Copy out each line of the data that holds the word "ylabel".

■ ■ ■ ■

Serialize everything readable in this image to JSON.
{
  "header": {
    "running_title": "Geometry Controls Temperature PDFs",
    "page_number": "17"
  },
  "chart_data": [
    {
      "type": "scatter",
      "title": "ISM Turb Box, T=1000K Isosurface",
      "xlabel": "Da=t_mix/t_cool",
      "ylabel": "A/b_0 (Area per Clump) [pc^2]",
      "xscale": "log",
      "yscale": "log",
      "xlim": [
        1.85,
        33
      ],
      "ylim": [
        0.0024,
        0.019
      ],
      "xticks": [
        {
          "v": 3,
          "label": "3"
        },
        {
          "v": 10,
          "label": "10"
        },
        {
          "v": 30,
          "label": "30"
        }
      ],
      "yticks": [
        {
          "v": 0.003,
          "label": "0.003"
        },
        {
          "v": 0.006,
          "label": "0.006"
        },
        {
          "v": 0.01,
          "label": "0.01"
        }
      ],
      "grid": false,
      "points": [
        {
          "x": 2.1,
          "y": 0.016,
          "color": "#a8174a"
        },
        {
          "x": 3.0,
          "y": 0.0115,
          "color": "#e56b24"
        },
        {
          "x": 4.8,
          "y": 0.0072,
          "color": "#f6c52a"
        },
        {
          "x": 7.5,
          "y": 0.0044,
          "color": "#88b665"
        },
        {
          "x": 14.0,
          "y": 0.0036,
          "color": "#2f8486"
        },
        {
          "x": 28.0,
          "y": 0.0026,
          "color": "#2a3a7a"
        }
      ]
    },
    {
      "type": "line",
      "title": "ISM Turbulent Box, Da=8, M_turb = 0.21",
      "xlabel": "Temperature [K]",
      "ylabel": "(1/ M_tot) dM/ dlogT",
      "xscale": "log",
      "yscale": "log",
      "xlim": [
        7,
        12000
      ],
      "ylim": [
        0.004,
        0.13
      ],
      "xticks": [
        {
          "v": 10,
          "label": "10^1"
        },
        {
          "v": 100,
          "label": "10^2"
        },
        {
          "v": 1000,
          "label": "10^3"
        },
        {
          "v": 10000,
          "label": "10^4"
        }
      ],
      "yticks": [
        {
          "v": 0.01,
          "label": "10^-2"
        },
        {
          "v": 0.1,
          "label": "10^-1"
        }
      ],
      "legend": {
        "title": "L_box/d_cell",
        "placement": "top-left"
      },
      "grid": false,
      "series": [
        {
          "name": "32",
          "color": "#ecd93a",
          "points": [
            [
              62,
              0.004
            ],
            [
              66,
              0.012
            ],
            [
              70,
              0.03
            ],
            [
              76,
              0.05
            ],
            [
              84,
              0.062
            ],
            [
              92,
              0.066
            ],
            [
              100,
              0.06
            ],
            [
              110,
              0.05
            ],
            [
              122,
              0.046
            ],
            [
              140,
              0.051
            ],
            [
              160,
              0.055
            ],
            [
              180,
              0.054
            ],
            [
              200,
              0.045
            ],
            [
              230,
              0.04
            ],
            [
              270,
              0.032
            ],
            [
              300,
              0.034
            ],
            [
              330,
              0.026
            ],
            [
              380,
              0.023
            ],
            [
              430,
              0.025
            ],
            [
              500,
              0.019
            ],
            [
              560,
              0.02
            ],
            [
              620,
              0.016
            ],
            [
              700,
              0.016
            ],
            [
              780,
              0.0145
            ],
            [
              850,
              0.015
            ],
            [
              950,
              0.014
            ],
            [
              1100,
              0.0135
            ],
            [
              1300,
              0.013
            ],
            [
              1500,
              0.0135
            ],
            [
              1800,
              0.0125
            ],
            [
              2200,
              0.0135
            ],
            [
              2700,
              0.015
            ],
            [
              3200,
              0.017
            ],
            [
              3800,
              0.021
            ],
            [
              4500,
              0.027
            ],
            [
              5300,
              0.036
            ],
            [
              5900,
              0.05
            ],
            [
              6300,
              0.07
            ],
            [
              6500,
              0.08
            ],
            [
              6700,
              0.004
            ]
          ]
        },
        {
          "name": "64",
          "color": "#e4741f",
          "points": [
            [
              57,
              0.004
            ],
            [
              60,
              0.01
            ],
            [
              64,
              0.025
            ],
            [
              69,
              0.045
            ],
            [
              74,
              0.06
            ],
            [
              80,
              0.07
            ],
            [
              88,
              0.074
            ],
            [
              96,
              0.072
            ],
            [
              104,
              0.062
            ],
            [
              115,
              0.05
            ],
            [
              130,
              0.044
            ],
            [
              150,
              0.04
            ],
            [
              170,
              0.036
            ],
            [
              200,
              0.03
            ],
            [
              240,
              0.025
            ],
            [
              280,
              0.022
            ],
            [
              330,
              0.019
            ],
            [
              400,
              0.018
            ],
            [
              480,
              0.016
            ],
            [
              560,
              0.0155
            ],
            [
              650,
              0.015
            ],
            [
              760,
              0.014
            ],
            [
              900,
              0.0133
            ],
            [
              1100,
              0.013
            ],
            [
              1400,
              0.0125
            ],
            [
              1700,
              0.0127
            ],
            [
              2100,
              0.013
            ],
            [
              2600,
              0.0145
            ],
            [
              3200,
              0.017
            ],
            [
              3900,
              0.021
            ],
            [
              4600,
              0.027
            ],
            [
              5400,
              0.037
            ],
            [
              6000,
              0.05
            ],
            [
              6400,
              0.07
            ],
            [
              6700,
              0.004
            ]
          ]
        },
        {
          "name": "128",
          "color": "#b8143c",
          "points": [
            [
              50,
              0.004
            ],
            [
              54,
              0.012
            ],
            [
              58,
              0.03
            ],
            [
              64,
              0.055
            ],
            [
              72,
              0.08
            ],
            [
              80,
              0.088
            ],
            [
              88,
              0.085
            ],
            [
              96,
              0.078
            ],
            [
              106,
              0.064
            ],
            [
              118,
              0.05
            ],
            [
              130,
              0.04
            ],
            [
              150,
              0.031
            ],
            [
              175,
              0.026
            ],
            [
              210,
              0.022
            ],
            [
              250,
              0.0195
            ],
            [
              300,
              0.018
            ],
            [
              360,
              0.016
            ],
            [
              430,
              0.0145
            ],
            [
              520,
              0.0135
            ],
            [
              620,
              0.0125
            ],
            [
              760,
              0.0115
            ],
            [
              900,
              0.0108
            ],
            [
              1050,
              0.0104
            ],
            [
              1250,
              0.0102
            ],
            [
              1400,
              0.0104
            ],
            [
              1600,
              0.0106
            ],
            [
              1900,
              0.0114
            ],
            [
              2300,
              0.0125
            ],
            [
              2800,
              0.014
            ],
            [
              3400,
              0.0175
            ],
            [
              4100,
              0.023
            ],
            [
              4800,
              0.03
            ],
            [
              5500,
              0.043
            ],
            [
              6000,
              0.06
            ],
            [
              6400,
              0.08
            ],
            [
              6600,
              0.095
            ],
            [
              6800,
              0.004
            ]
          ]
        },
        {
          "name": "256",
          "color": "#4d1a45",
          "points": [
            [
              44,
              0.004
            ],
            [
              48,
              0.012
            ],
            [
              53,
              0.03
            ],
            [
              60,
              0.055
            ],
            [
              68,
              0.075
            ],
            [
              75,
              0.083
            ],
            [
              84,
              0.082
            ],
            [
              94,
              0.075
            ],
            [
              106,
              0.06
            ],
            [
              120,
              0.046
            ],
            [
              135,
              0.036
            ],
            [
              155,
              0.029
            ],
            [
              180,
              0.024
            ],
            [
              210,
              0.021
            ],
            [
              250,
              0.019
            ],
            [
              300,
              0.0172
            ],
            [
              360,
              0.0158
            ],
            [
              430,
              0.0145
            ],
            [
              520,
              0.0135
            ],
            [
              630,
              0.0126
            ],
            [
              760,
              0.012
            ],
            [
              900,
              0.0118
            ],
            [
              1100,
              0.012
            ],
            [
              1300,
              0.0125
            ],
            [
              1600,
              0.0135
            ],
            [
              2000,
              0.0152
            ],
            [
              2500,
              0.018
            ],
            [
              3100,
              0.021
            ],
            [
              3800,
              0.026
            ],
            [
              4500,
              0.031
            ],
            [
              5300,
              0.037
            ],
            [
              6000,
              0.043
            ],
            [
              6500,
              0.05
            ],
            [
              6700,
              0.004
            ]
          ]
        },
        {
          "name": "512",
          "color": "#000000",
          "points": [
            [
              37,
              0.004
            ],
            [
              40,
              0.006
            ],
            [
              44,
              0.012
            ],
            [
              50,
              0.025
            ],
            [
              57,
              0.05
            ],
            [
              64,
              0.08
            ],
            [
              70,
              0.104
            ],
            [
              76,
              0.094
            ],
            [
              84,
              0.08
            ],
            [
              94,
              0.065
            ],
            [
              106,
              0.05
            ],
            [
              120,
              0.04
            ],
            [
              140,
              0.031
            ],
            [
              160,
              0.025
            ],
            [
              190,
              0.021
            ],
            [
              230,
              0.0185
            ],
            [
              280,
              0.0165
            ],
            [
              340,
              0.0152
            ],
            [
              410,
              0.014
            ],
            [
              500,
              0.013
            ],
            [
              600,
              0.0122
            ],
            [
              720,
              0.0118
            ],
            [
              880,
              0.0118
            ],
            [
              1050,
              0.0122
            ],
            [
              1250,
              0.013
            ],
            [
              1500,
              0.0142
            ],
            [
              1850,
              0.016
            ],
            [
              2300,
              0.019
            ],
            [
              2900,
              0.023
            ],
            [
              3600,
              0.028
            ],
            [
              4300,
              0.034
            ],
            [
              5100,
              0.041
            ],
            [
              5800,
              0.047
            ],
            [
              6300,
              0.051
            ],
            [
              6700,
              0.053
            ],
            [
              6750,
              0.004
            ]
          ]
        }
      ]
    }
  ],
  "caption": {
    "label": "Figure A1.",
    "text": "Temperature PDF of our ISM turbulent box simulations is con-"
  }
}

■ ■ ■ ■

§ Output for this exercise
      "ylabel": "A/b_0 (Area per Clump) [pc^2]",
      "ylabel": "(1/ M_tot) dM/ dlogT",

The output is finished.